Instruction
Copy the lines of the data below, from the line containing "395, 343, 403]" up to and including the line containing "369, 443, 377]", reproducing each one character for character.

Entries
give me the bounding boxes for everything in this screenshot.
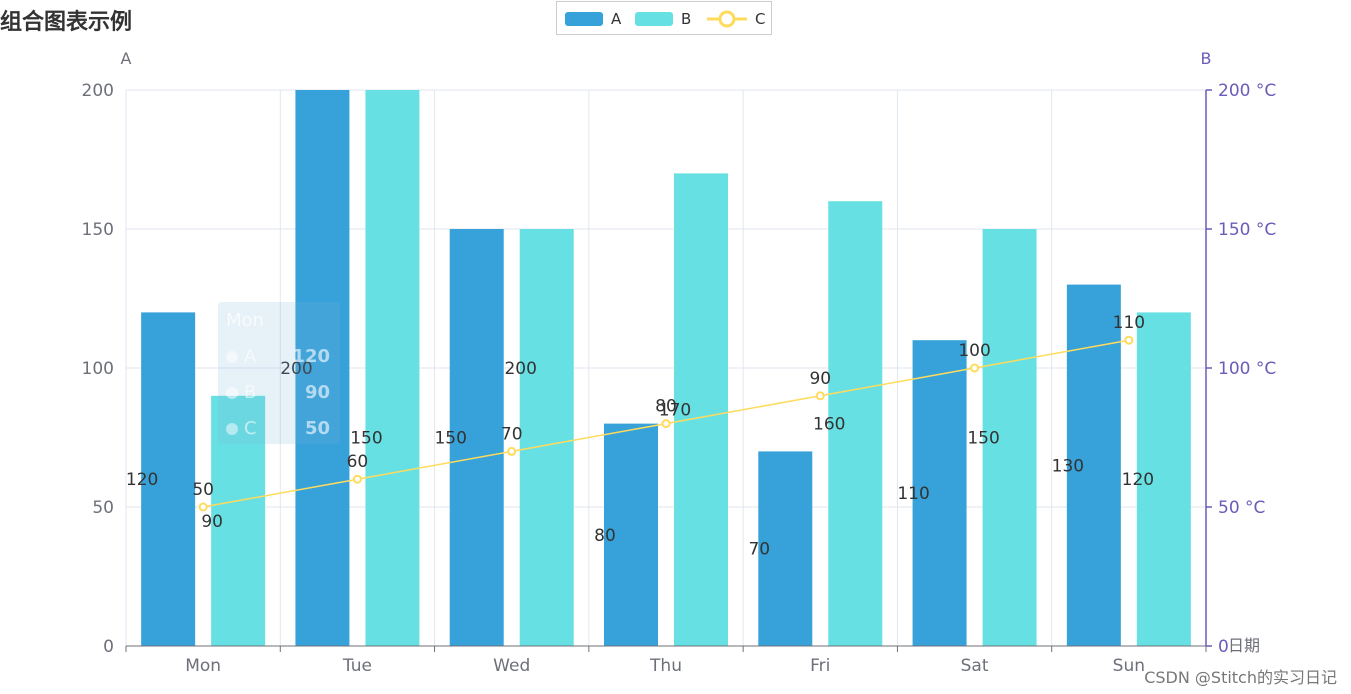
point-label-c-sat: 100 [958,341,990,361]
bar-a-fri [758,451,813,646]
point-label-c-fri: 90 [809,369,831,389]
y-left-tick-label: 0 [103,637,114,657]
x-tick-label-fri: Fri [810,656,830,676]
x-tick-label-tue: Tue [342,656,372,676]
point-c-fri [815,391,825,401]
bar-label-a-sat: 110 [897,484,929,504]
bar-label-a-fri: 70 [748,540,770,560]
x-tick-label-sun: Sun [1113,656,1145,676]
point-c-mon [198,502,208,512]
point-c-tue [352,474,362,484]
x-tick-label-sat: Sat [961,656,989,676]
legend-label-c: C [755,10,766,28]
tooltip-row-b-value: 90 [304,382,330,403]
y-right-tick-label: 50 °C [1218,498,1265,518]
bar-label-b-tue: 150 [350,429,382,449]
bar-a-thu [604,423,658,646]
y-right-tick-label: 150 °C [1218,220,1276,240]
tooltip-row-a-value: 120 [292,346,330,367]
bar-label-b-mon: 90 [201,512,223,532]
y-left-tick-label: 100 [82,359,114,379]
bar-a-sun [1066,284,1121,646]
bar-label-a-mon: 120 [126,470,158,490]
bar-a-mon [141,312,196,646]
point-c-wed [507,446,517,456]
bar-label-b-wed: 200 [504,359,536,379]
point-c-thu [661,419,671,429]
tooltip-row-a: A 120 [226,346,334,367]
tooltip-dot-icon [226,423,238,435]
tooltip-row-b-name: B [244,382,257,403]
bar-b-thu [674,173,728,646]
bar-label-b-sat: 150 [967,429,999,449]
bar-label-a-wed: 150 [434,429,466,449]
bar-b-tue [365,90,420,646]
bar-a-wed [449,229,504,646]
bar-a-tue [295,90,350,646]
legend-swatch-a [565,12,603,26]
bar-label-b-thu: 170 [659,401,691,421]
y-right-axis-name: B [1201,49,1212,68]
bar-b-wed [519,229,574,646]
point-label-c-wed: 70 [501,424,523,444]
tooltip-row-b: B 90 [226,382,334,403]
legend-swatch-c [707,10,747,28]
bar-b-fri [828,201,883,646]
x-tick-label-thu: Thu [649,656,682,676]
x-tick-label-mon: Mon [185,656,221,676]
tooltip-row-c: C 50 [226,418,334,439]
bar-label-b-fri: 160 [813,415,845,435]
bar-b-sun [1136,312,1191,646]
chart-title: 组合图表示例 [0,10,133,35]
tooltip-dot-icon [226,351,238,363]
x-axis-name: 日期 [1228,636,1260,655]
y-right-tick-label: 200 °C [1218,81,1276,101]
y-right-tick-label: 0 [1218,637,1229,657]
y-left-tick-label: 50 [92,498,114,518]
x-tick-label-wed: Wed [493,656,530,676]
point-label-c-thu: 80 [655,397,677,417]
y-right-tick-label: 100 °C [1218,359,1276,379]
legend: A B C [556,1,772,35]
point-label-c-mon: 50 [192,480,214,500]
tooltip-row-a-name: A [244,346,257,367]
y-left-tick-label: 200 [82,81,114,101]
bar-label-a-thu: 80 [594,526,616,546]
y-left-axis-name: A [121,49,132,68]
tooltip: Mon A 120 B 90 C 50 [218,302,340,444]
tooltip-row-c-name: C [244,418,257,439]
y-left-tick-label: 150 [82,220,114,240]
watermark: CSDN @Stitch的实习日记 [1144,668,1337,687]
bar-b-mon [211,395,266,646]
tooltip-title: Mon [226,310,264,331]
legend-swatch-b [635,12,673,26]
legend-label-a: A [611,10,622,28]
tooltip-dot-icon [226,387,238,399]
bar-label-a-tue: 200 [280,359,312,379]
legend-label-b: B [681,10,692,28]
bar-label-b-sun: 120 [1122,470,1154,490]
point-c-sun [1124,335,1134,345]
bar-b-sat [982,229,1037,646]
point-c-sat [970,363,980,373]
tooltip-row-c-value: 50 [304,418,330,439]
bar-a-sat [912,340,967,646]
point-label-c-sun: 110 [1113,313,1145,333]
point-label-c-tue: 60 [347,452,369,472]
bar-label-a-sun: 130 [1052,456,1084,476]
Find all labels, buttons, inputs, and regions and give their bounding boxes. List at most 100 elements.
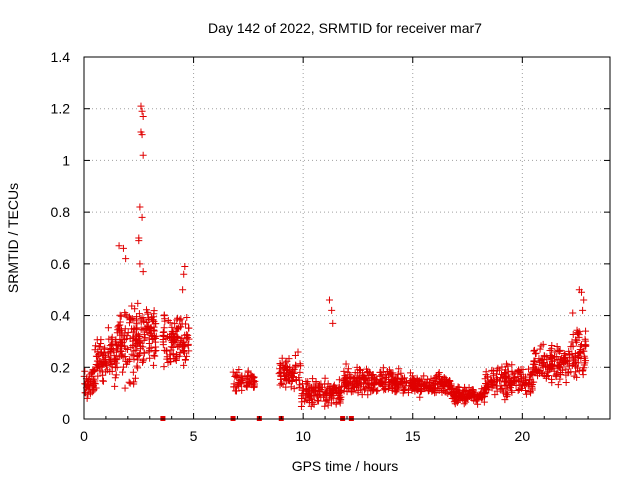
data-point	[335, 395, 343, 403]
data-point	[93, 352, 101, 360]
data-point	[530, 378, 538, 386]
data-point	[436, 380, 444, 388]
data-point	[150, 307, 158, 315]
data-point	[117, 326, 125, 334]
y-tick-label: 1.4	[51, 49, 71, 65]
data-point	[413, 386, 421, 394]
data-point	[117, 347, 125, 355]
data-point	[366, 369, 374, 377]
data-point	[92, 342, 100, 350]
data-point	[159, 336, 167, 344]
data-point	[543, 368, 551, 376]
data-point	[130, 380, 138, 388]
data-point	[435, 369, 443, 377]
data-point	[104, 324, 112, 332]
data-point	[409, 376, 417, 384]
data-point	[128, 302, 136, 310]
data-point	[516, 369, 524, 377]
data-point	[559, 366, 567, 374]
data-point	[454, 395, 462, 403]
data-point	[530, 360, 538, 368]
data-point	[122, 311, 130, 319]
data-point	[332, 387, 340, 395]
data-point	[310, 400, 318, 408]
data-point	[431, 374, 439, 382]
data-point	[290, 385, 298, 393]
x-tick-label: 15	[405, 428, 421, 444]
data-point	[553, 370, 561, 378]
data-point	[489, 380, 497, 388]
data-point	[332, 399, 340, 407]
data-point	[581, 354, 589, 362]
data-point	[131, 374, 139, 382]
data-point	[461, 397, 469, 405]
data-point	[465, 392, 473, 399]
data-point	[121, 325, 129, 333]
data-point	[353, 363, 361, 371]
data-point	[543, 373, 551, 381]
data-point	[414, 385, 422, 393]
data-point	[351, 369, 359, 377]
data-point	[185, 335, 193, 343]
data-point	[494, 364, 502, 372]
data-point	[136, 260, 144, 268]
data-point	[298, 395, 306, 403]
data-point	[325, 296, 333, 304]
data-point	[410, 377, 418, 385]
data-point	[498, 363, 506, 371]
data-point	[179, 286, 187, 294]
data-point	[92, 384, 100, 392]
data-point	[135, 351, 143, 359]
data-point	[504, 362, 512, 370]
data-point	[246, 380, 254, 388]
data-point	[172, 338, 180, 346]
data-point	[577, 341, 585, 349]
data-point	[137, 102, 145, 110]
data-point	[296, 368, 304, 376]
data-point	[119, 363, 127, 371]
data-point	[235, 366, 243, 374]
data-point	[84, 380, 92, 388]
data-point	[356, 373, 364, 381]
data-point	[236, 373, 244, 381]
data-point	[170, 355, 178, 363]
data-point	[401, 374, 409, 382]
data-point	[569, 342, 577, 350]
data-point	[428, 387, 436, 395]
data-point	[349, 380, 357, 388]
data-point	[250, 373, 258, 381]
data-point	[172, 327, 180, 335]
data-point	[136, 332, 144, 340]
data-point	[543, 356, 551, 364]
data-point	[183, 313, 191, 321]
data-point	[89, 366, 97, 374]
data-point	[426, 384, 434, 392]
data-point	[183, 331, 191, 339]
data-point	[99, 360, 107, 368]
data-point	[574, 364, 581, 372]
data-point	[337, 396, 345, 404]
data-point	[177, 315, 185, 323]
data-point	[562, 378, 570, 386]
data-point	[347, 373, 355, 381]
data-point	[171, 320, 179, 328]
data-point	[163, 355, 171, 363]
data-point	[148, 336, 156, 344]
data-point	[317, 380, 325, 388]
data-point	[571, 336, 579, 344]
data-point	[130, 325, 138, 333]
data-point	[183, 352, 191, 360]
data-point	[312, 379, 320, 387]
data-point	[90, 379, 98, 387]
data-point	[95, 351, 103, 359]
data-point	[578, 288, 586, 296]
data-point	[518, 384, 526, 392]
data-point	[134, 299, 142, 307]
data-point	[147, 313, 155, 321]
data-point	[108, 333, 116, 341]
data-point	[276, 360, 284, 368]
data-point	[483, 373, 491, 381]
data-point	[314, 393, 322, 401]
data-point	[139, 151, 147, 159]
data-point	[562, 365, 570, 373]
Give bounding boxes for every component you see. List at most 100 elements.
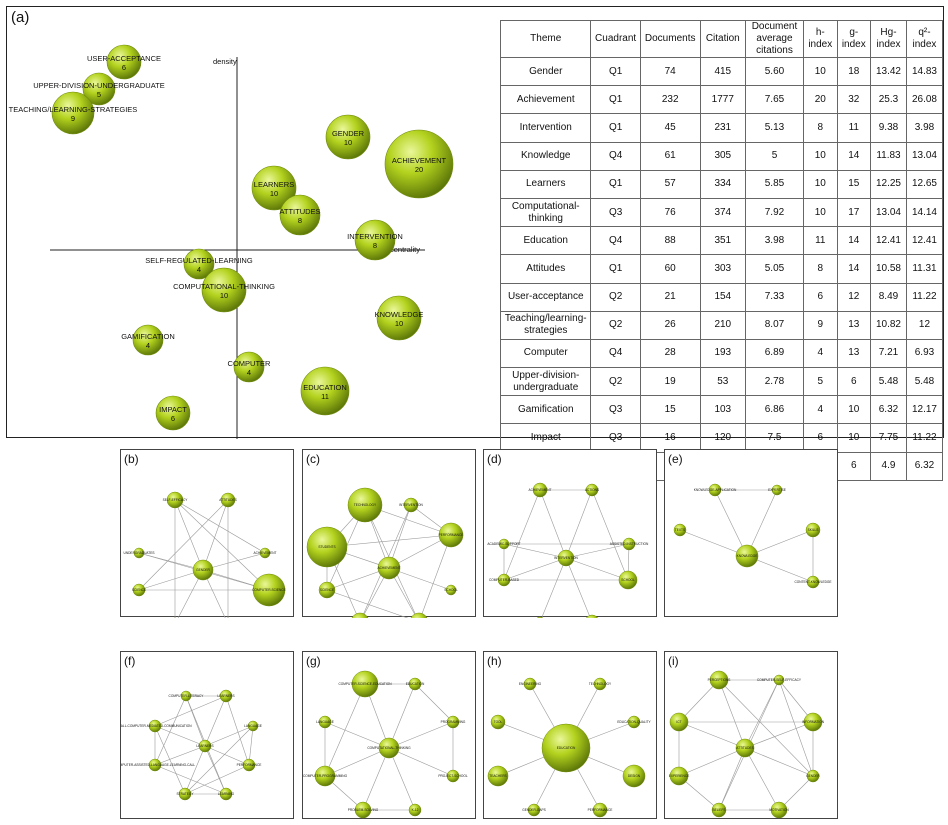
network-node-mathematics	[410, 612, 428, 618]
network-node-education	[541, 723, 591, 773]
network-node-label: KNOWLEDGE	[737, 554, 758, 558]
bubble-value-achievement: 20	[415, 165, 423, 174]
table-row: Gamification Q3 15 103 6.86 4 10 6.32 12.17	[499, 395, 944, 425]
table-cell: 15	[836, 169, 872, 199]
network-link	[326, 534, 452, 548]
bubble-intervention	[354, 219, 396, 261]
table-cell: 13.04	[905, 141, 944, 171]
network-node-label: SCHOOL	[621, 578, 635, 582]
network-graph-i: PERCEPTIONS COMPUTER-SELF-EFFICACY ICT INFO…	[669, 670, 825, 819]
network-node-learners	[198, 739, 212, 753]
network-panel-d: ACHIEVEMENT ACTIONS ACADEMIC-SUPPORT ASSIST…	[483, 449, 657, 618]
network-link	[388, 683, 416, 749]
network-node-tool	[490, 714, 506, 730]
table-cell: 14.14	[905, 197, 944, 228]
network-link	[539, 489, 567, 559]
network-graph-g: COMPUTER-SCIENCE-EDUCATION EDUCATION LANGU…	[303, 670, 468, 819]
network-link	[174, 499, 204, 571]
network-node-academic-support	[498, 538, 510, 550]
network-node-label: BELIEFS	[712, 808, 725, 812]
network-node-performance	[242, 758, 256, 772]
network-node-language	[318, 715, 332, 729]
bubble-user-acceptance	[106, 44, 142, 80]
table-row: Computer Q4 28 193 6.89 4 13 7.21 6.93	[499, 338, 944, 369]
table-cell: Q1	[590, 254, 641, 284]
panel-g-label: (g)	[306, 654, 321, 668]
table-cell: 8.07	[744, 310, 805, 340]
network-node-ict	[669, 712, 689, 732]
table-cell: 7.5	[744, 423, 805, 453]
network-node-computer-assisted-instruction	[585, 614, 599, 618]
y-axis-label: density	[213, 57, 237, 66]
table-cell: 6.93	[905, 338, 944, 369]
network-node-design	[622, 764, 646, 788]
table-cell: 15	[639, 395, 701, 425]
table-row: Knowledge Q4 61 305 5 10 14 11.83 13.04	[499, 141, 944, 171]
bubble-value-user-acceptance: 6	[122, 63, 126, 72]
bubble-impact	[155, 395, 191, 431]
table-cell: 11.22	[905, 423, 944, 453]
network-link	[324, 721, 390, 749]
table-header-row: Theme Cuadrant Documents Citation Document a…	[499, 20, 944, 58]
network-panel-h: ENGINEERING TECHNOLOGY TOOL EDUCATION-QUALI…	[483, 651, 657, 819]
table-cell: Intervention	[499, 113, 592, 143]
bubble-computer	[233, 351, 265, 383]
network-panel-e: KNOWLEDGE-APPLICATION EXPERTISE SKILLS TEXT…	[664, 449, 838, 617]
network-node-label: TECHNOLOGY	[354, 503, 377, 507]
network-node-label: PERCEPTIONS	[708, 678, 731, 682]
network-node-perceptions	[709, 670, 729, 690]
network-node-school	[445, 584, 457, 596]
network-node-achievement	[259, 547, 271, 559]
column-header-documents: Documents	[639, 20, 701, 58]
network-link	[154, 745, 206, 766]
network-node-label: STUDENTS	[318, 545, 335, 549]
table-cell: 6	[803, 282, 838, 312]
table-cell: 13.42	[870, 56, 907, 87]
network-link	[718, 747, 746, 811]
table-cell: Gender	[499, 56, 592, 87]
network-node-computer-programming	[314, 765, 336, 787]
network-node-label: EXPERIENCE	[669, 774, 690, 778]
network-node-label: K-12	[412, 808, 419, 812]
bubble-achievement	[384, 129, 454, 199]
table-cell: 57	[639, 169, 701, 199]
table-cell: 6.89	[744, 338, 805, 369]
table-cell: Q4	[590, 141, 641, 171]
bubble-value-intervention: 8	[373, 241, 377, 250]
network-link	[202, 552, 266, 571]
table-cell: Q3	[590, 395, 641, 425]
table-cell: 12.25	[870, 169, 907, 199]
network-node-attitudes	[220, 492, 236, 508]
bubble-self-regulated-learning	[183, 248, 215, 280]
network-node-label: ACTIONS	[585, 488, 599, 492]
table-cell: 10	[803, 197, 838, 228]
table-cell: 45	[639, 113, 701, 143]
bubble-value-self-regulated-learning: 4	[197, 265, 201, 274]
network-node-education-quality	[627, 715, 641, 729]
network-link	[174, 499, 270, 591]
network-node-problem-solving	[354, 801, 372, 819]
network-node-label: INTERVENTION	[399, 503, 423, 507]
table-row: Achievement Q1 232 1777 7.65 20 32 25.3 26.08	[499, 85, 944, 115]
table-cell: Computational-thinking	[499, 197, 592, 228]
network-link	[744, 747, 780, 811]
table-cell: 11.22	[905, 282, 944, 312]
table-cell: 13	[836, 338, 872, 369]
table-cell: Q1	[590, 113, 641, 143]
network-node-computer-literacy	[180, 690, 192, 702]
table-cell: Q1	[590, 56, 641, 87]
table-cell: 7.65	[744, 85, 805, 115]
table-cell: 10.82	[870, 310, 907, 340]
panel-i-label: (i)	[668, 654, 679, 668]
network-link	[591, 489, 629, 581]
network-node-label: GENDER-GAPS	[522, 808, 546, 812]
table-cell: Q2	[590, 310, 641, 340]
table-cell: 5	[803, 367, 838, 397]
network-link	[565, 557, 629, 581]
table-cell: 60	[639, 254, 701, 284]
network-node-label: GENDER	[196, 568, 210, 572]
table-row: Intervention Q1 45 231 5.13 8 11 9.38 3.98	[499, 113, 944, 143]
bubble-label-gamification: GAMIFICATION	[121, 332, 175, 341]
table-cell: 6.32	[870, 395, 907, 425]
network-node-assisted-instruction	[622, 537, 636, 551]
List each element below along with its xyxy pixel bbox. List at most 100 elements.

Written response
data-point	[335, 395, 343, 403]
data-point	[93, 352, 101, 360]
data-point	[530, 378, 538, 386]
data-point	[436, 380, 444, 388]
data-point	[150, 307, 158, 315]
data-point	[117, 326, 125, 334]
y-tick-label: 1.4	[51, 49, 71, 65]
data-point	[413, 386, 421, 394]
data-point	[117, 347, 125, 355]
data-point	[366, 369, 374, 377]
data-point	[92, 342, 100, 350]
data-point	[159, 336, 167, 344]
data-point	[543, 368, 551, 376]
data-point	[130, 380, 138, 388]
data-point	[435, 369, 443, 377]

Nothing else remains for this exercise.